_STATED TASK_
From the records, pick out and copy each line containing "tasks".

_RECORDS FOR THIS TASK_
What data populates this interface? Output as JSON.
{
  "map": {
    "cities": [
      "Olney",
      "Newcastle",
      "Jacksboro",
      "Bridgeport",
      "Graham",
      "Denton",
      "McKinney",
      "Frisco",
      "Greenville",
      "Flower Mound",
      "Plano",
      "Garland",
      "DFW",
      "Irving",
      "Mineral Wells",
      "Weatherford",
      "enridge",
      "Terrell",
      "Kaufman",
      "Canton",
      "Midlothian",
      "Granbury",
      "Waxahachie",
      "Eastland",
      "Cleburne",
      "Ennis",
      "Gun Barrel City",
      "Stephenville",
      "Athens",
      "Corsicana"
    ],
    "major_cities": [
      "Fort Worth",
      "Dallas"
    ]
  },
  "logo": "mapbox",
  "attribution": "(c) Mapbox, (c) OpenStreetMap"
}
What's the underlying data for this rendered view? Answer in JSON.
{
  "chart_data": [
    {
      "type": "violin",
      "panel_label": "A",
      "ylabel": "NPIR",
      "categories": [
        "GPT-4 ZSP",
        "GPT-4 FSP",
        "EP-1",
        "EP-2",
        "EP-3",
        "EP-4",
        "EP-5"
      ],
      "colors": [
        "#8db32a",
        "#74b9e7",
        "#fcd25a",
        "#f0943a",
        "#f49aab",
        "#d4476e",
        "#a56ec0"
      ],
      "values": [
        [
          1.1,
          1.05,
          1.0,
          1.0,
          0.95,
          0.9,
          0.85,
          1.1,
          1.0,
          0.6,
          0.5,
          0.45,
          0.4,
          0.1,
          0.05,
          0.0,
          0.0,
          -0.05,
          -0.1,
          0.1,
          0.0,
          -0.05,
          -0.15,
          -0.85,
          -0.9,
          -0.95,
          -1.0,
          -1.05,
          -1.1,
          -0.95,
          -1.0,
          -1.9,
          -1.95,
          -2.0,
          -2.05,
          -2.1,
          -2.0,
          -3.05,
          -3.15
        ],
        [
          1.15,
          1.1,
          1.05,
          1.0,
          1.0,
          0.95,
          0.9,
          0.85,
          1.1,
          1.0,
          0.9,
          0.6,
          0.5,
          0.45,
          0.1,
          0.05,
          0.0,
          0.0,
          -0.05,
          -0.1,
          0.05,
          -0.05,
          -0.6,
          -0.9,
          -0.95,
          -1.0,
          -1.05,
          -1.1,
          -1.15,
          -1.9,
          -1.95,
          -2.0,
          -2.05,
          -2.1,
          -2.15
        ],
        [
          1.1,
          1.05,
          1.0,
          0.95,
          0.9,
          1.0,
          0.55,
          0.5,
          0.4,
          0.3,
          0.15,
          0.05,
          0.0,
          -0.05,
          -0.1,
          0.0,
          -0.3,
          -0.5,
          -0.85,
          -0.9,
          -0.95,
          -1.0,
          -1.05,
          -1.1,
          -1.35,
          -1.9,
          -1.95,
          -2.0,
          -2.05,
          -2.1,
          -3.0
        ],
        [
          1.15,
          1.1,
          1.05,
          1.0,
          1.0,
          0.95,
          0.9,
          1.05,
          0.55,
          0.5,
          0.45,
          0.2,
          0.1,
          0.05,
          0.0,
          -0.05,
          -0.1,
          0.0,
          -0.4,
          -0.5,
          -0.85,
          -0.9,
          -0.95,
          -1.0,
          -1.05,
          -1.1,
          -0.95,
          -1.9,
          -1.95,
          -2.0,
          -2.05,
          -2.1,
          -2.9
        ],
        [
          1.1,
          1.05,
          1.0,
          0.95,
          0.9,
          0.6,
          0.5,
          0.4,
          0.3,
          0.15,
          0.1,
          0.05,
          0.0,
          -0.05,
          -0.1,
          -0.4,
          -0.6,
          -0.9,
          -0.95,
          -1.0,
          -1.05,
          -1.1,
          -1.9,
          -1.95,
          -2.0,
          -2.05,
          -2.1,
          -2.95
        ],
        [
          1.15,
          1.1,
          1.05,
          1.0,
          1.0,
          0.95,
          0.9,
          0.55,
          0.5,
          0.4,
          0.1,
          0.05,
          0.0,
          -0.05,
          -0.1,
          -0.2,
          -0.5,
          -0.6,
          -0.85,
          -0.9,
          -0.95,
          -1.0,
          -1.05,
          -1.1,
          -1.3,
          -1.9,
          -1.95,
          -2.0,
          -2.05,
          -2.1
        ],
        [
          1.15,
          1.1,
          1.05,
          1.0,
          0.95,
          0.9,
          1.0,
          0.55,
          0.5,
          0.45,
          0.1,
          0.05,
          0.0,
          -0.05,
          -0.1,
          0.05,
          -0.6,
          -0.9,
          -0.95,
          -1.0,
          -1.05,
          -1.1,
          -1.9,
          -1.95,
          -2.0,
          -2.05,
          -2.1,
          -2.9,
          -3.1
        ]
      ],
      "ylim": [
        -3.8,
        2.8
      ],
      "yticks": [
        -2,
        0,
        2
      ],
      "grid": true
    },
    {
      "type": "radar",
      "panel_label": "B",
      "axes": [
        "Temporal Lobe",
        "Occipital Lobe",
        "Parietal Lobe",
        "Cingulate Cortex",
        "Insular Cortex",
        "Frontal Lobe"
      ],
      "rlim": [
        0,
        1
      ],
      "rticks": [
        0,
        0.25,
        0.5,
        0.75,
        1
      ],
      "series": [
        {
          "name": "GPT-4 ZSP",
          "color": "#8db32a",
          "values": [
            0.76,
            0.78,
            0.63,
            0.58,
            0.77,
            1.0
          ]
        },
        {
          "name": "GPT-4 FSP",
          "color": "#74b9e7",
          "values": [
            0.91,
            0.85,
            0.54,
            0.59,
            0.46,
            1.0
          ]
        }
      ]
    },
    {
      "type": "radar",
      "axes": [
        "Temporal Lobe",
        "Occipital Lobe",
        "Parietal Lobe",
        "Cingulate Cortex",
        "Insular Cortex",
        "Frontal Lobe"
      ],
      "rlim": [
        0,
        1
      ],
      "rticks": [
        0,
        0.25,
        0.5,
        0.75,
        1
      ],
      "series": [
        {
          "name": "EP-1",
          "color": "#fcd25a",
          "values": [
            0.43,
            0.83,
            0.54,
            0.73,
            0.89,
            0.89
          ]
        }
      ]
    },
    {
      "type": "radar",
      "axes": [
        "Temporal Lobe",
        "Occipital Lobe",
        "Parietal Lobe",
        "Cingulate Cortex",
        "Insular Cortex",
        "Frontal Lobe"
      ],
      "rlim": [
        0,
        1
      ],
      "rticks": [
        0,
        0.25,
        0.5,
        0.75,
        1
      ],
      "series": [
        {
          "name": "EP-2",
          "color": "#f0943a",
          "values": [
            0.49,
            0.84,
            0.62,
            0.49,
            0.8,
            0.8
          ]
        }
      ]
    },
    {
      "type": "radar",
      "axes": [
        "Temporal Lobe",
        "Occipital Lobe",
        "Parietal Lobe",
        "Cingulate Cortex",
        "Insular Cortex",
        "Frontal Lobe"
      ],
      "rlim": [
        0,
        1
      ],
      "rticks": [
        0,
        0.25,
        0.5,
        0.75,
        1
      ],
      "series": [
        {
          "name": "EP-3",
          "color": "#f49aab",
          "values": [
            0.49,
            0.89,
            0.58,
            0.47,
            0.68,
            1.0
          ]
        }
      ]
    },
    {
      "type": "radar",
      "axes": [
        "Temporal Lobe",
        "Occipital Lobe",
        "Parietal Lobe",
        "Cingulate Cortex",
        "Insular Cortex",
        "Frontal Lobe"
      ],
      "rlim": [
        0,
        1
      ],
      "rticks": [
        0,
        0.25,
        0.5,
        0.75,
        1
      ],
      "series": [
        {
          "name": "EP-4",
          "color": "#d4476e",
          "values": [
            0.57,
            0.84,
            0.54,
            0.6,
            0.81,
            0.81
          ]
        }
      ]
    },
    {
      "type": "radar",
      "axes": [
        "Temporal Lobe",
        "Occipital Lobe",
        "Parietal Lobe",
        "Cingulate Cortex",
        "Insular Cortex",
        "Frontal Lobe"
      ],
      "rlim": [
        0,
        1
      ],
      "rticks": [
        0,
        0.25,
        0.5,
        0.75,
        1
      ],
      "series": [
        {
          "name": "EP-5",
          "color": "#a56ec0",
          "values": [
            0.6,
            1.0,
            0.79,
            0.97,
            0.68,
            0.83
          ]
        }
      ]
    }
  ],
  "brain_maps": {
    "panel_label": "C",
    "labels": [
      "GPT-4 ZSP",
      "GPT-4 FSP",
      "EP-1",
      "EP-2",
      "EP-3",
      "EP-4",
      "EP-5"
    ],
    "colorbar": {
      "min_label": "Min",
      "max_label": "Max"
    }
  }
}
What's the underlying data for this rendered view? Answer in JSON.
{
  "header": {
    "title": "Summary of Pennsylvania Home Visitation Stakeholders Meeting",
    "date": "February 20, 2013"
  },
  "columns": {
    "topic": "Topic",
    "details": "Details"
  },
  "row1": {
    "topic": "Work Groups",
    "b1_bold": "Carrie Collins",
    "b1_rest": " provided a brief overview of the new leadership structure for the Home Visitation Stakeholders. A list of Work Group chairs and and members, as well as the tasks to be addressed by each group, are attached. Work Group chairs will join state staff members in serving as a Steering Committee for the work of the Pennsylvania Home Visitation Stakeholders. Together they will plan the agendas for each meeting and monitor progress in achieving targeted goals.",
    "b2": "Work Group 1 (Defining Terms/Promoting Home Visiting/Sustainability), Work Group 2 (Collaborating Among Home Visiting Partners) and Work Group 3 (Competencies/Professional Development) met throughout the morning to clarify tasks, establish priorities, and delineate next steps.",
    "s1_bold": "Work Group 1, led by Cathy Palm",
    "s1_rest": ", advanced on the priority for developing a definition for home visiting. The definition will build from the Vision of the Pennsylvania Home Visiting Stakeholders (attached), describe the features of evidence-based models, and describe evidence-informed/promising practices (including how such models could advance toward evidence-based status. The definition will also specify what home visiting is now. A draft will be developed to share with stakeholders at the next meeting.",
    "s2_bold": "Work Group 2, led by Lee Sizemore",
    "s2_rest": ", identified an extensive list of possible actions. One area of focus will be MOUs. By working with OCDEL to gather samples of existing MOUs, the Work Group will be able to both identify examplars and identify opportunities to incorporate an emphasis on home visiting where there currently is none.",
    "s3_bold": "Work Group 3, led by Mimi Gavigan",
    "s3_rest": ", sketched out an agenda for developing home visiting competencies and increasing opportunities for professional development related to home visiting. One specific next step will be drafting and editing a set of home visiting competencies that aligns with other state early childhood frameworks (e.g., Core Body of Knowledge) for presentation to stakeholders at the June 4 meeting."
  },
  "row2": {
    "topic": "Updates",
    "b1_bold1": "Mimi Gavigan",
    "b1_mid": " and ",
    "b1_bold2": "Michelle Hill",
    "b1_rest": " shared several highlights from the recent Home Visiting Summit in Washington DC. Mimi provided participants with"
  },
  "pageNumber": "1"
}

_RESULT_
    "b1_rest": " provided a brief overview of the new leadership structure for the Home Visitation Stakeholders. A list of Work Group chairs and and members, as well as the tasks to be addressed by each group, are attached. Work Group chairs will join state staff members in serving as a Steering Committee for the work of the Pennsylvania Home Visitation Stakeholders. Together they will plan the agendas for each meeting and monitor progress in achieving targeted goals.",
    "b2": "Work Group 1 (Defining Terms/Promoting Home Visiting/Sustainability), Work Group 2 (Collaborating Among Home Visiting Partners) and Work Group 3 (Competencies/Professional Development) met throughout the morning to clarify tasks, establish priorities, and delineate next steps.",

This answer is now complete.